*Set task*. Where the data below has the string "Mode", return the whole line.

───── Supplied data

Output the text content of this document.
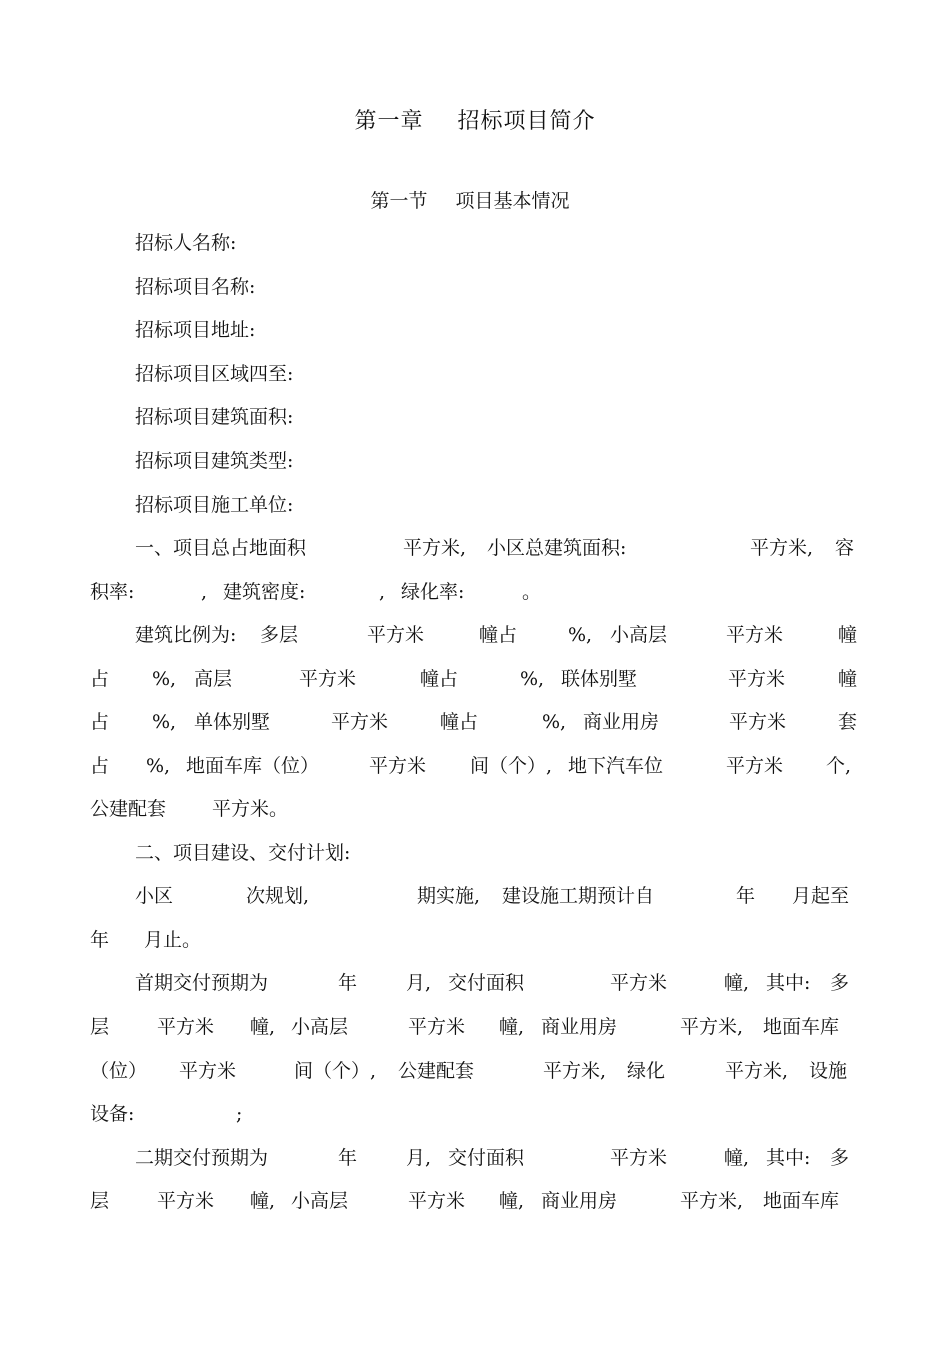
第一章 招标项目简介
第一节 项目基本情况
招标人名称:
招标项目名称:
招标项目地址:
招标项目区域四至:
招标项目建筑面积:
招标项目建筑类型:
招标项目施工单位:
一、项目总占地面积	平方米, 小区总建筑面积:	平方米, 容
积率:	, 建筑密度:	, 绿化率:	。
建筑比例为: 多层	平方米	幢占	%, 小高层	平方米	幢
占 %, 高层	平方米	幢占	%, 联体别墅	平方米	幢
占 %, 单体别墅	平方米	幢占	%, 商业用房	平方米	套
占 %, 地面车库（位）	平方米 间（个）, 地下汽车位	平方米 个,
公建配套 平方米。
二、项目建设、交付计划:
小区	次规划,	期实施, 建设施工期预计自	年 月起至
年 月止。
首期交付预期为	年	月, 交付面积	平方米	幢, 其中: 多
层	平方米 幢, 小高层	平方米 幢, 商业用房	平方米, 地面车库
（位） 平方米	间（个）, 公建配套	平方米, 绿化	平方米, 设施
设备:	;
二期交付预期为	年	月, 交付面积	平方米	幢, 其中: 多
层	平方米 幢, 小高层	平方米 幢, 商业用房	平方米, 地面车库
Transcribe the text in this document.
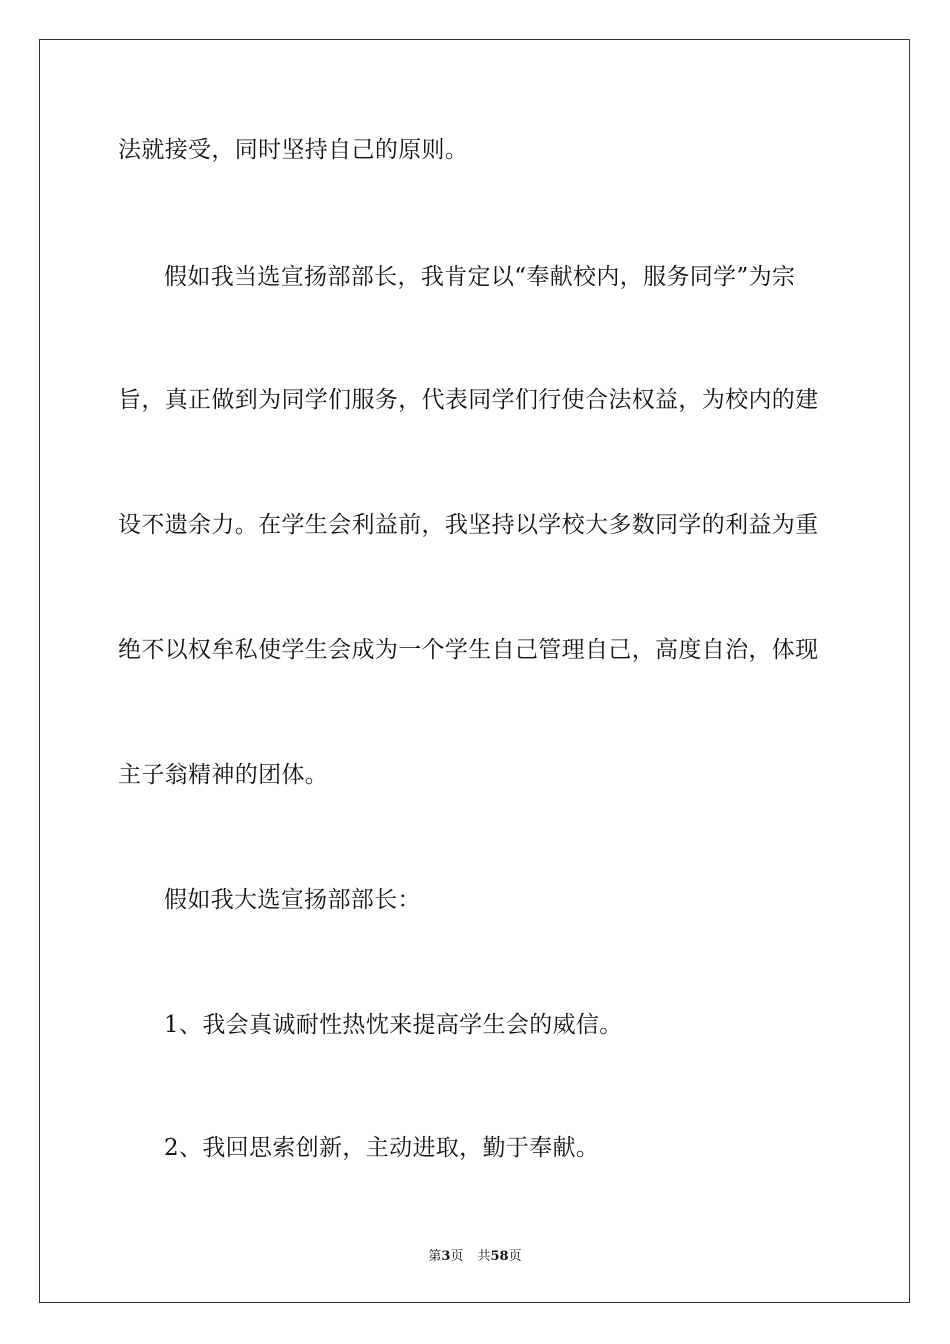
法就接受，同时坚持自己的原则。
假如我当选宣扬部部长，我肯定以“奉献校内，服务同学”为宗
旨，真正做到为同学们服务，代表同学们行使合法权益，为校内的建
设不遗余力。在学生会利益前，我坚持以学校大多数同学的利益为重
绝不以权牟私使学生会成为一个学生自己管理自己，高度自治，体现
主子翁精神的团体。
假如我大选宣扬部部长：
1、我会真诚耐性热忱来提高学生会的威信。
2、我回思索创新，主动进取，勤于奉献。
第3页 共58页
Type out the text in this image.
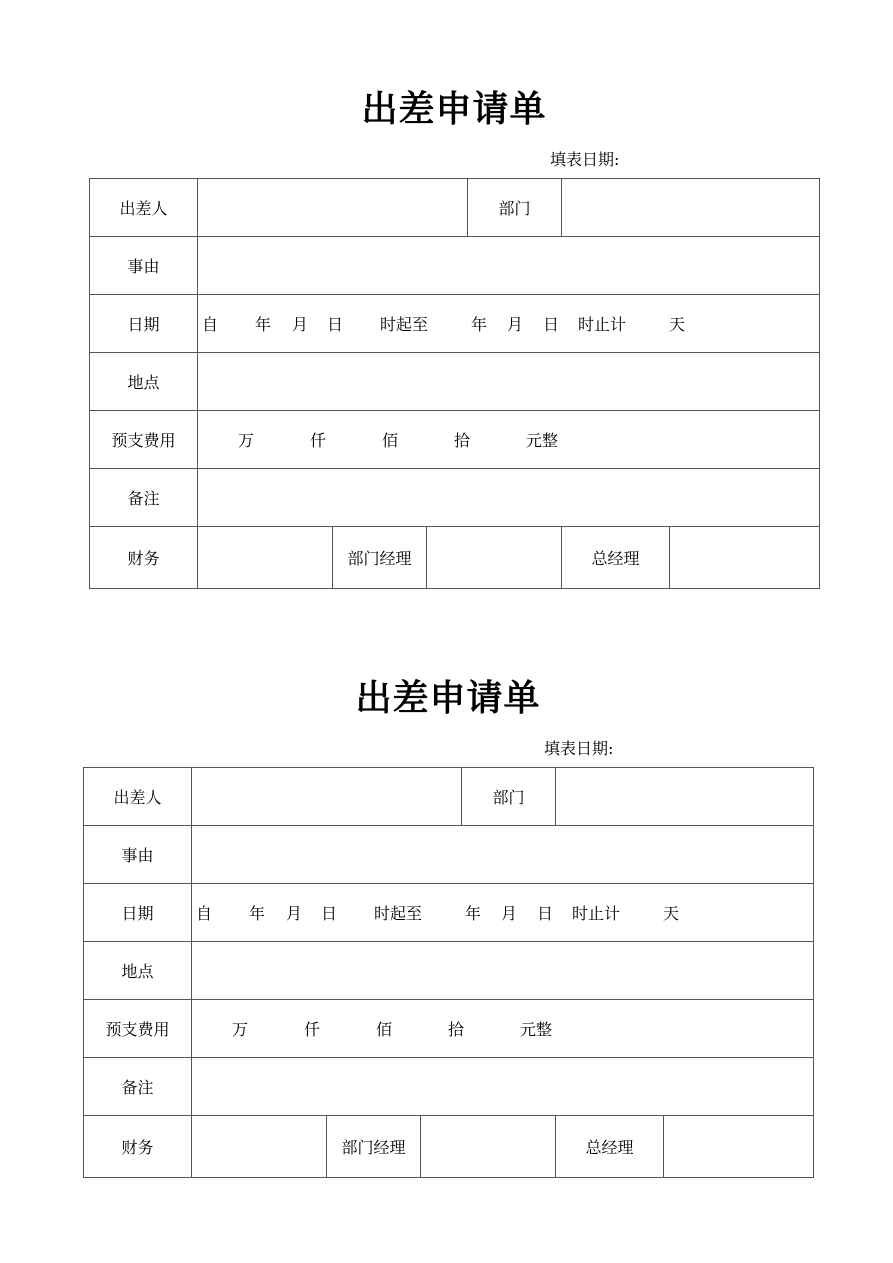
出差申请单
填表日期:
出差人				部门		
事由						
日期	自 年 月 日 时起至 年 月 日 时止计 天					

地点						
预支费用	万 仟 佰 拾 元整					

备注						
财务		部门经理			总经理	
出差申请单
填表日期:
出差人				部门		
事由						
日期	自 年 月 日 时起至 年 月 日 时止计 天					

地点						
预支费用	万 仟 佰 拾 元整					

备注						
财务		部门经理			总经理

──────────
───── Supplied data

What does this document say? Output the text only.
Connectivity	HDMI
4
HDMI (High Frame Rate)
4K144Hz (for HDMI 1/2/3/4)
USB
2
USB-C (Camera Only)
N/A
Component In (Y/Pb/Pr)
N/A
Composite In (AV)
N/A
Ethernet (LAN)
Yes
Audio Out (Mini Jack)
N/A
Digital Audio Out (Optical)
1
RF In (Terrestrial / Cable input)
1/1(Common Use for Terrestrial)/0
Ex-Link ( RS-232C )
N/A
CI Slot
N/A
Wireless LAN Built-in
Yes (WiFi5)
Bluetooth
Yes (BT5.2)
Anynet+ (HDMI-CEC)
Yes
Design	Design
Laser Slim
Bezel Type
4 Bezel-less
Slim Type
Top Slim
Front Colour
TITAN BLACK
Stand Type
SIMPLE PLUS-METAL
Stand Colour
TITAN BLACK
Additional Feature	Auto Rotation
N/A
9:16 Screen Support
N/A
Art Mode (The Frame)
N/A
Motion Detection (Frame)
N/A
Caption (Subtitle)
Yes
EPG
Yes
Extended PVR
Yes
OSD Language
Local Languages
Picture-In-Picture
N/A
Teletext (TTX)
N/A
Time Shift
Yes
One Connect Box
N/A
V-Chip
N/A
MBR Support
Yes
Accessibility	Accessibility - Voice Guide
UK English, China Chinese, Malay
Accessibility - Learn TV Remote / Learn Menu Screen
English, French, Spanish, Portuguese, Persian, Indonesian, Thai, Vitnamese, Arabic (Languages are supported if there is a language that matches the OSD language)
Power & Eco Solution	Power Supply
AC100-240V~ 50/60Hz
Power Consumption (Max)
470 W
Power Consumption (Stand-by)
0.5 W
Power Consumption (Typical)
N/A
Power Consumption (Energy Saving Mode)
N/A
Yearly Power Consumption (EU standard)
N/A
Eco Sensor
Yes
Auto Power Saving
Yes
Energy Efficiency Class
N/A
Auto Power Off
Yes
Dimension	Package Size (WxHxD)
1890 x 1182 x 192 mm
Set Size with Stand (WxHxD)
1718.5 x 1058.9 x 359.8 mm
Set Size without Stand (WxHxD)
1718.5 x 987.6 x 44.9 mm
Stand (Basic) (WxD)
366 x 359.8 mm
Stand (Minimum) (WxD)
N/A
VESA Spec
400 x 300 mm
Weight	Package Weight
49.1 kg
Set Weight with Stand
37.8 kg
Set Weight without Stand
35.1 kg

──────────
───── Supplied data

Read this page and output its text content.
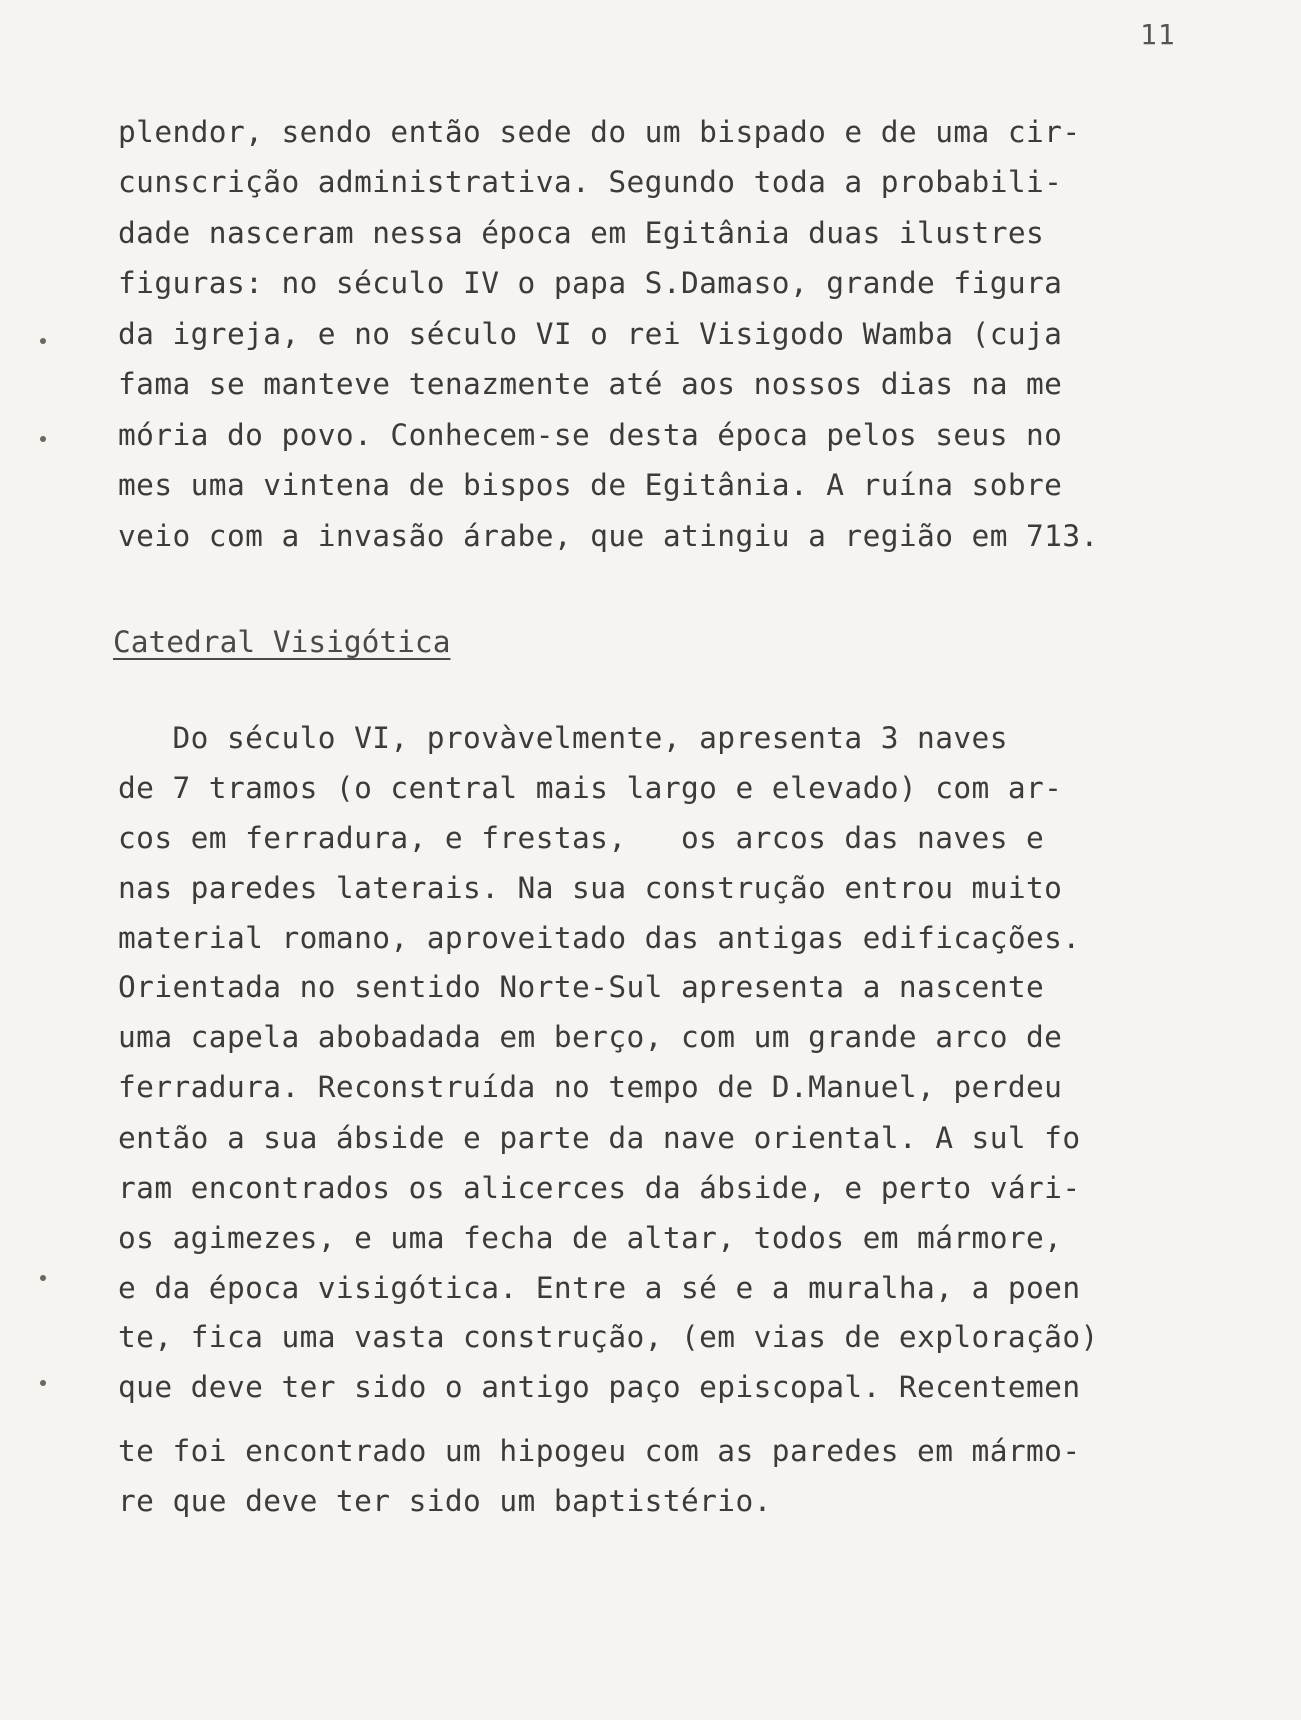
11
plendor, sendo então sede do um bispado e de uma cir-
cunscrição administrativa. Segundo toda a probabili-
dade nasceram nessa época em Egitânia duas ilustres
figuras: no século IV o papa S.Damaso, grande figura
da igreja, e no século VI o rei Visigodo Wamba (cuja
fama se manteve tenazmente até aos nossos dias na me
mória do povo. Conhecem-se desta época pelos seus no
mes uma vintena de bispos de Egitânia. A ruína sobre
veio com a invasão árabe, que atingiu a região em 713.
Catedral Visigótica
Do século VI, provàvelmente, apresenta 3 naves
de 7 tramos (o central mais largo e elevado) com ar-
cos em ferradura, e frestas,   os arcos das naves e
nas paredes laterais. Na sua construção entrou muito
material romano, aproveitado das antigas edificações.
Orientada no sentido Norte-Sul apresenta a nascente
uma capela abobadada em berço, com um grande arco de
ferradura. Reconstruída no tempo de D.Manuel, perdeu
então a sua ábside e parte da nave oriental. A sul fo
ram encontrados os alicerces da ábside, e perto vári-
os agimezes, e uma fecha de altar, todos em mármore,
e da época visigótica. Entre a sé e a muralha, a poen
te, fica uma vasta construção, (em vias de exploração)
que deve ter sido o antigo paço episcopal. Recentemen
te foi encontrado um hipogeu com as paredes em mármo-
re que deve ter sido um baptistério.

──────────

*Solution to the problem*.
Art Mode (The Frame)
Power Consumption (Energy Saving Mode)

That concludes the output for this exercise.